__Job__.
Of all the lines here, how many include the string "Durchschnitt"? Answer with the number only.

───── Given records

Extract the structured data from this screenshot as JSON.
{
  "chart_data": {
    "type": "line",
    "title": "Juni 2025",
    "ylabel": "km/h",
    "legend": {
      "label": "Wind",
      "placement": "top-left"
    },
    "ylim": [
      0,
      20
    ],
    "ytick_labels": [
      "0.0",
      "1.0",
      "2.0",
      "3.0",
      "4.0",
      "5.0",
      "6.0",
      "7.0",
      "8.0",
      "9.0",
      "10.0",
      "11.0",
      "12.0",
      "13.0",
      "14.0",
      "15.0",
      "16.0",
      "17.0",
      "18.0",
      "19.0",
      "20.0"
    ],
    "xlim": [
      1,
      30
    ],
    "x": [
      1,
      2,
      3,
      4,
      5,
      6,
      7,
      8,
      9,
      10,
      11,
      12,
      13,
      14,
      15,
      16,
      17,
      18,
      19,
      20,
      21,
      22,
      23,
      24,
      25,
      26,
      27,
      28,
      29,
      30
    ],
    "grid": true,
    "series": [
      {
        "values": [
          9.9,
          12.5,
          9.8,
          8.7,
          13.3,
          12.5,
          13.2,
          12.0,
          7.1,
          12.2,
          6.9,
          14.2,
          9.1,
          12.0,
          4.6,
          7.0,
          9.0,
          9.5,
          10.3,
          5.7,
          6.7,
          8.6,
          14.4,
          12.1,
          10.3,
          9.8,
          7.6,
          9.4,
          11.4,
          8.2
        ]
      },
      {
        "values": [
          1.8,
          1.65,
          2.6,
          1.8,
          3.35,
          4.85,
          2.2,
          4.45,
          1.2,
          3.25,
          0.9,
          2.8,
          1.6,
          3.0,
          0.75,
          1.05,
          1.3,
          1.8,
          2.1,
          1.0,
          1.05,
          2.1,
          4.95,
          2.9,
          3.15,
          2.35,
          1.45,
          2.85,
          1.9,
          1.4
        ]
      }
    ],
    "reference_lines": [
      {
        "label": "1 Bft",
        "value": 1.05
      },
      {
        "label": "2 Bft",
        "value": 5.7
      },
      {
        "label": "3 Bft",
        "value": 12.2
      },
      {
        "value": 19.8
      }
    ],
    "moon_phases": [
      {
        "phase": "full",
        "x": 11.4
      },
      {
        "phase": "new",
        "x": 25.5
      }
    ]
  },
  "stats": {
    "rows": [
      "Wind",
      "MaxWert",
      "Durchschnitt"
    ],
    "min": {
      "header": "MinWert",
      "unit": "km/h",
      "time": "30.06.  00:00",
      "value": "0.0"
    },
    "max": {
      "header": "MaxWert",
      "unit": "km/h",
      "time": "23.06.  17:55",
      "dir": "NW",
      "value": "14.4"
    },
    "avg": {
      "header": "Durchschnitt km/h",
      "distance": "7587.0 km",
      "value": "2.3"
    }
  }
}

──────────

__Exercise result__.
2